§ TO BE DONE:
Reproduce the records below in full and exactly, without their images.

§ RECORD EXTRACTS:
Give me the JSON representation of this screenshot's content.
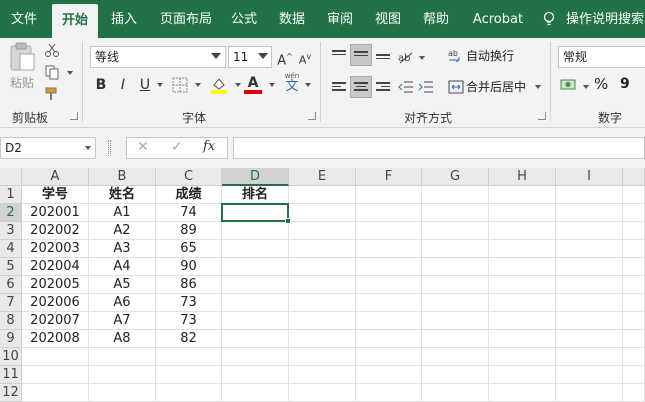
{
  "tabs": [
    "文件",
    "开始",
    "插入",
    "页面布局",
    "公式",
    "数据",
    "审阅",
    "视图",
    "帮助",
    "Acrobat"
  ],
  "active_tab": "开始",
  "tell_me": "操作说明搜索",
  "colors": {
    "brand": "#217346",
    "font_color_bar": "#e00000",
    "highlight_bar": "#ffff00"
  },
  "ribbon": {
    "clipboard": {
      "paste": "粘贴",
      "label": "剪贴板"
    },
    "font": {
      "name": "等线",
      "size": "11",
      "grow": "A",
      "shrink": "A",
      "bold": "B",
      "italic": "I",
      "underline": "U",
      "font_color": "A",
      "phonetic": "wén",
      "phonetic_char": "文",
      "label": "字体"
    },
    "alignment": {
      "wrap": "自动换行",
      "merge": "合并后居中",
      "label": "对齐方式"
    },
    "number": {
      "format": "常规",
      "percent": "%",
      "comma": "9",
      "label": "数字"
    }
  },
  "formula_bar": {
    "name_box": "D2",
    "cancel": "✕",
    "enter": "✓",
    "fx": "fx",
    "content": ""
  },
  "columns": [
    "A",
    "B",
    "C",
    "D",
    "E",
    "F",
    "G",
    "H",
    "I"
  ],
  "selected_column": "D",
  "rows": [
    "1",
    "2",
    "3",
    "4",
    "5",
    "6",
    "7",
    "8",
    "9",
    "10",
    "11",
    "12"
  ],
  "selected_row": "2",
  "headers": [
    "学号",
    "姓名",
    "成绩",
    "排名"
  ],
  "data": [
    [
      "202001",
      "A1",
      "74"
    ],
    [
      "202002",
      "A2",
      "89"
    ],
    [
      "202003",
      "A3",
      "65"
    ],
    [
      "202004",
      "A4",
      "90"
    ],
    [
      "202005",
      "A5",
      "86"
    ],
    [
      "202006",
      "A6",
      "73"
    ],
    [
      "202007",
      "A7",
      "73"
    ],
    [
      "202008",
      "A8",
      "82"
    ]
  ]
}
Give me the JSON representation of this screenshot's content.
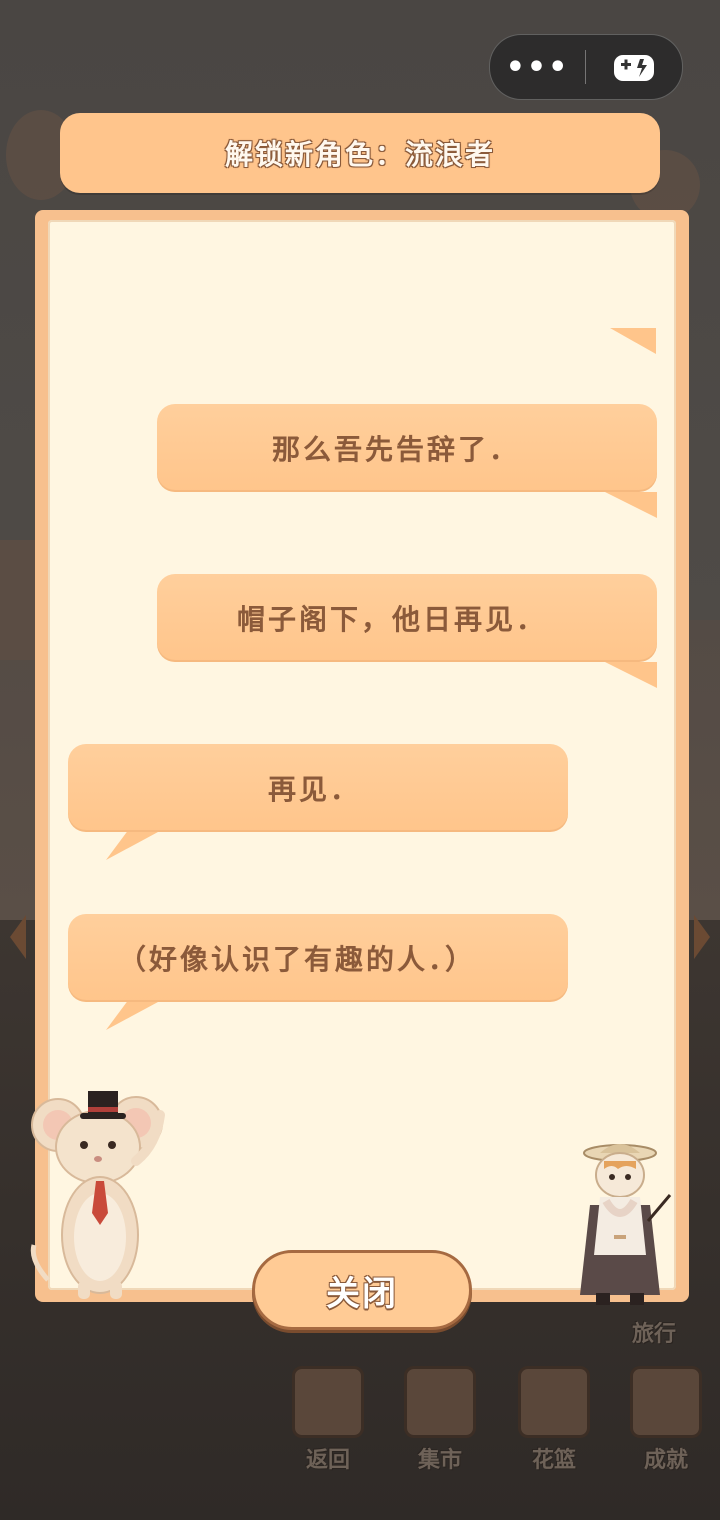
{
  "header": {
    "title": "解锁新角色：流浪者",
    "menu_dots": "•••"
  },
  "dialogue": [
    {
      "speaker": "wanderer",
      "text": "那么吾先告辞了．"
    },
    {
      "speaker": "wanderer",
      "text": "帽子阁下，他日再见．"
    },
    {
      "speaker": "mouse",
      "text": "再见．"
    },
    {
      "speaker": "mouse",
      "text": "（好像认识了有趣的人．）"
    }
  ],
  "close_button": {
    "label": "关闭"
  },
  "bottom_nav": {
    "items": [
      {
        "label": "返回",
        "icon": "door-icon"
      },
      {
        "label": "集市",
        "icon": "market-stall-icon"
      },
      {
        "label": "花篮",
        "icon": "flower-basket-icon"
      },
      {
        "label": "成就",
        "icon": "trophy-icon"
      }
    ],
    "travel_label": "旅行"
  },
  "colors": {
    "panel_border": "#f7c08e",
    "panel_fill": "#fff6e1",
    "bubble": "#ffc58b",
    "bubble_text": "#8b5a3a"
  }
}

§ SOLVED EXERCISE:
Give me the JSON representation of this screenshot's content.
{
  "tabs": [
    "文件",
    "开始",
    "插入",
    "页面布局",
    "公式",
    "数据",
    "审阅",
    "视图",
    "帮助",
    "Acrobat"
  ],
  "active_tab": "开始",
  "tell_me": "操作说明搜索",
  "colors": {
    "brand": "#217346",
    "font_color_bar": "#e00000",
    "highlight_bar": "#ffff00"
  },
  "ribbon": {
    "clipboard": {
      "paste": "粘贴",
      "label": "剪贴板"
    },
    "font": {
      "name": "等线",
      "size": "11",
      "grow": "A",
      "shrink": "A",
      "bold": "B",
      "italic": "I",
      "underline": "U",
      "font_color": "A",
      "phonetic": "wén",
      "phonetic_char": "文",
      "label": "字体"
    },
    "alignment": {
      "wrap": "自动换行",
      "merge": "合并后居中",
      "label": "对齐方式"
    },
    "number": {
      "format": "常规",
      "percent": "%",
      "comma": "9",
      "label": "数字"
    }
  },
  "formula_bar": {
    "name_box": "D2",
    "cancel": "✕",
    "enter": "✓",
    "fx": "fx",
    "content": ""
  },
  "columns": [
    "A",
    "B",
    "C",
    "D",
    "E",
    "F",
    "G",
    "H",
    "I"
  ],
  "selected_column": "D",
  "rows": [
    "1",
    "2",
    "3",
    "4",
    "5",
    "6",
    "7",
    "8",
    "9",
    "10",
    "11",
    "12"
  ],
  "selected_row": "2",
  "headers": [
    "学号",
    "姓名",
    "成绩",
    "排名"
  ],
  "data": [
    [
      "202001",
      "A1",
      "74"
    ],
    [
      "202002",
      "A2",
      "89"
    ],
    [
      "202003",
      "A3",
      "65"
    ],
    [
      "202004",
      "A4",
      "90"
    ],
    [
      "202005",
      "A5",
      "86"
    ],
    [
      "202006",
      "A6",
      "73"
    ],
    [
      "202007",
      "A7",
      "73"
    ],
    [
      "202008",
      "A8",
      "82"
    ]
  ]
}
Give me the JSON representation of this screenshot's content.
{
  "header": {
    "title": "解锁新角色：流浪者",
    "menu_dots": "•••"
  },
  "dialogue": [
    {
      "speaker": "wanderer",
      "text": "那么吾先告辞了．"
    },
    {
      "speaker": "wanderer",
      "text": "帽子阁下，他日再见．"
    },
    {
      "speaker": "mouse",
      "text": "再见．"
    },
    {
      "speaker": "mouse",
      "text": "（好像认识了有趣的人．）"
    }
  ],
  "close_button": {
    "label": "关闭"
  },
  "bottom_nav": {
    "items": [
      {
        "label": "返回",
        "icon": "door-icon"
      },
      {
        "label": "集市",
        "icon": "market-stall-icon"
      },
      {
        "label": "花篮",
        "icon": "flower-basket-icon"
      },
      {
        "label": "成就",
        "icon": "trophy-icon"
      }
    ],
    "travel_label": "旅行"
  },
  "colors": {
    "panel_border": "#f7c08e",
    "panel_fill": "#fff6e1",
    "bubble": "#ffc58b",
    "bubble_text": "#8b5a3a"
  }
}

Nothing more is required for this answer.